[Recorded data]

━━━━━━━━━━

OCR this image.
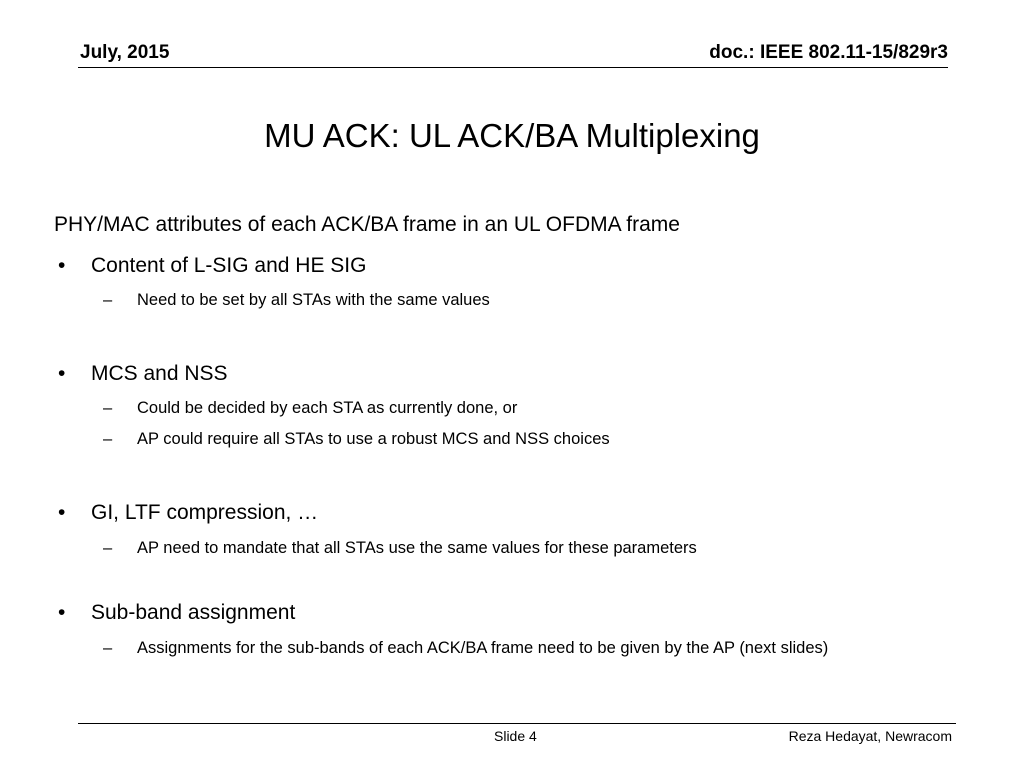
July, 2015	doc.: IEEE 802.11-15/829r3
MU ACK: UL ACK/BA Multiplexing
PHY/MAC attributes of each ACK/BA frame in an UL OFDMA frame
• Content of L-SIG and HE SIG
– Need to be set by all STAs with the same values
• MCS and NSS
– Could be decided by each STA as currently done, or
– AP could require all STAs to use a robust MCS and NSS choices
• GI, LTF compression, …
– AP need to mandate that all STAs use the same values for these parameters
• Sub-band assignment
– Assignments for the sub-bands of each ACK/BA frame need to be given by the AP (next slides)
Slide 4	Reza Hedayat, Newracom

━━━━━━━━━━

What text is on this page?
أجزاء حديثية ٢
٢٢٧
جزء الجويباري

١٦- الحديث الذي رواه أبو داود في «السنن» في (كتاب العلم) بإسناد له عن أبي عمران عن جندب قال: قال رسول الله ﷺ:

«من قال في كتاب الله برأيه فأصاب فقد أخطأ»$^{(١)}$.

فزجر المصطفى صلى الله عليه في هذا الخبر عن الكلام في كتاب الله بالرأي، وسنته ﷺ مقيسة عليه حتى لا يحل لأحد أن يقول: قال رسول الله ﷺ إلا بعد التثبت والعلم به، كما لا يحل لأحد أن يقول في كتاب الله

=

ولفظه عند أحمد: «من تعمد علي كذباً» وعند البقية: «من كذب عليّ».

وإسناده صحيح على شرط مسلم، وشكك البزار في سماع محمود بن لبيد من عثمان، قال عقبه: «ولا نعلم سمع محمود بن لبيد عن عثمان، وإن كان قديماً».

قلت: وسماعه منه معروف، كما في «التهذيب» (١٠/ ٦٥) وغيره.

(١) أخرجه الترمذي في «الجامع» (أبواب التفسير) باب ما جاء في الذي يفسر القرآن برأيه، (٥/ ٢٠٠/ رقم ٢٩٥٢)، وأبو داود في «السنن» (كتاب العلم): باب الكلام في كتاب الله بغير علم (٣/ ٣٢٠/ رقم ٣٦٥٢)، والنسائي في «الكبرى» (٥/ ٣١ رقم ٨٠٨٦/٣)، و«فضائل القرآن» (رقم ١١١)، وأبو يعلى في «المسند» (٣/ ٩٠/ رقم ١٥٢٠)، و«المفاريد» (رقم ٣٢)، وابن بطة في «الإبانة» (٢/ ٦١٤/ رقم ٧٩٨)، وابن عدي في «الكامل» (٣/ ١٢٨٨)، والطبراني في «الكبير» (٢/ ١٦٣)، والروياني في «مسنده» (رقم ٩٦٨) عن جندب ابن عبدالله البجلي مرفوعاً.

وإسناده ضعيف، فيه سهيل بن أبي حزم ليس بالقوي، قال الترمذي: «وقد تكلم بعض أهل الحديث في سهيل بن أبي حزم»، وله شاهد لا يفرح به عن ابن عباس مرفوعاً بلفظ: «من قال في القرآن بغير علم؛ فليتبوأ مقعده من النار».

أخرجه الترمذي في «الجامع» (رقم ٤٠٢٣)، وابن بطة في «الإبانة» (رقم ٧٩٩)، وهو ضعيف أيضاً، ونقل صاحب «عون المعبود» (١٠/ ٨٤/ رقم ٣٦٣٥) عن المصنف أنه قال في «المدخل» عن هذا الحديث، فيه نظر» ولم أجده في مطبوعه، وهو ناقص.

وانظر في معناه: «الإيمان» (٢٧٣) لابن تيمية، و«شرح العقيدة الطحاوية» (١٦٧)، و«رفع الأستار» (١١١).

━━━━━━━━━━

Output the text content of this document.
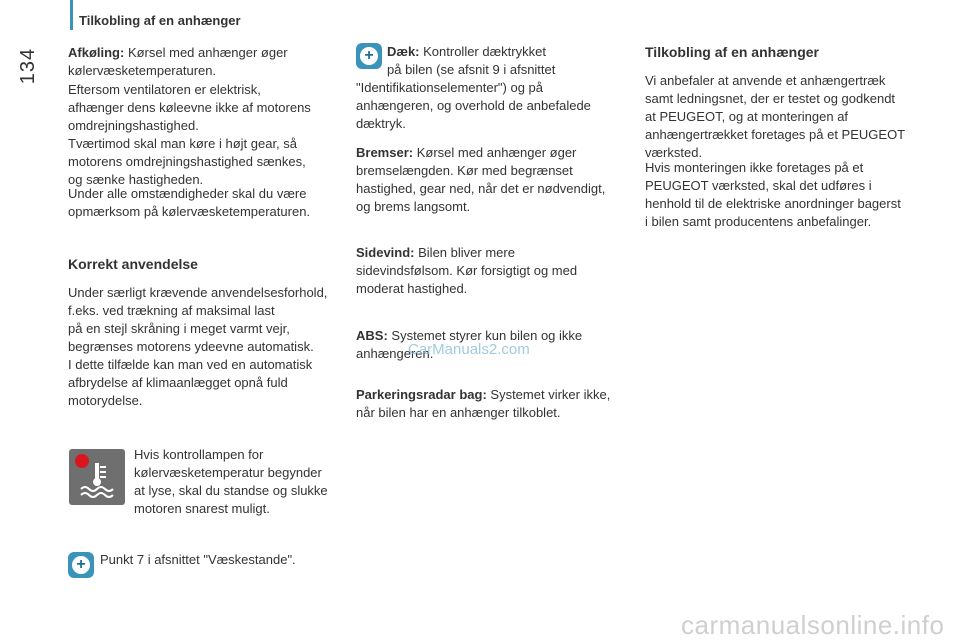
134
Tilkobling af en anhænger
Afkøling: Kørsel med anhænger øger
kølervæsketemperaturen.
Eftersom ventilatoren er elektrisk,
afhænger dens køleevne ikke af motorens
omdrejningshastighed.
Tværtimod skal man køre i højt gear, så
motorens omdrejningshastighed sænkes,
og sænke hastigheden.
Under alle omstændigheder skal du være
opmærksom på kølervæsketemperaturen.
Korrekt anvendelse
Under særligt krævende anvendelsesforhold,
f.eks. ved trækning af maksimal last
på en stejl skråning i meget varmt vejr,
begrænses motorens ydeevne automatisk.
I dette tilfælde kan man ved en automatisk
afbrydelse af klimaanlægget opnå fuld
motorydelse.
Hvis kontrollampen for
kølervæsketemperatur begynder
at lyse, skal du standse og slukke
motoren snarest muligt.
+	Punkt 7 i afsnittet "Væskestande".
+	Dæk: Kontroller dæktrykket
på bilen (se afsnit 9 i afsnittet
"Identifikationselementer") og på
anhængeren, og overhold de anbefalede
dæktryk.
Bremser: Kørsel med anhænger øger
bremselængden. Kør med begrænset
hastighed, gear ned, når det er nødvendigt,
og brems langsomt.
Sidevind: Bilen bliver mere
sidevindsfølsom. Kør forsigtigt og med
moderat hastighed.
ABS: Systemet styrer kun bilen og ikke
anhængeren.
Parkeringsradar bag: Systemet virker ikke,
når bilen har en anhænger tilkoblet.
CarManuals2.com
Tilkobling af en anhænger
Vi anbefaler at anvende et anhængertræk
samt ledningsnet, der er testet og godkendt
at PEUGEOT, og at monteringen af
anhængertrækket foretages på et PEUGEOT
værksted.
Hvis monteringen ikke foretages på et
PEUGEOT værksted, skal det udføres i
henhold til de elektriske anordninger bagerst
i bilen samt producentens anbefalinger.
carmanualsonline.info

━━━━━━━━━━

Goal: List all lines above in which the string "ikke" appears.

Task answer:
afhænger dens køleevne ikke af motorens
ABS: Systemet styrer kun bilen og ikke
Parkeringsradar bag: Systemet virker ikke,
Hvis monteringen ikke foretages på et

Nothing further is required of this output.